What to work on »
Provide only the number of lines below in which the string "Joseph" occurs.

━━━━━━━━━━━━━━━━━━━━━━━━━━━━━━

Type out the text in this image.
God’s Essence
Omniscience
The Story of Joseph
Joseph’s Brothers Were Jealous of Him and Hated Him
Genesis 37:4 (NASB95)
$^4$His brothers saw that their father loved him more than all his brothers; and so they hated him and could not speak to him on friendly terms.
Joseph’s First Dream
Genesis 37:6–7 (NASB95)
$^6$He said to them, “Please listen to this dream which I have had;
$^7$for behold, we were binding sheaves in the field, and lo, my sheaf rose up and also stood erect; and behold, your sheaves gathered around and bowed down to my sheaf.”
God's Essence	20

━━━━━━━━━━━━━━━━━━━━━━━━━━━━━━

Response area »
3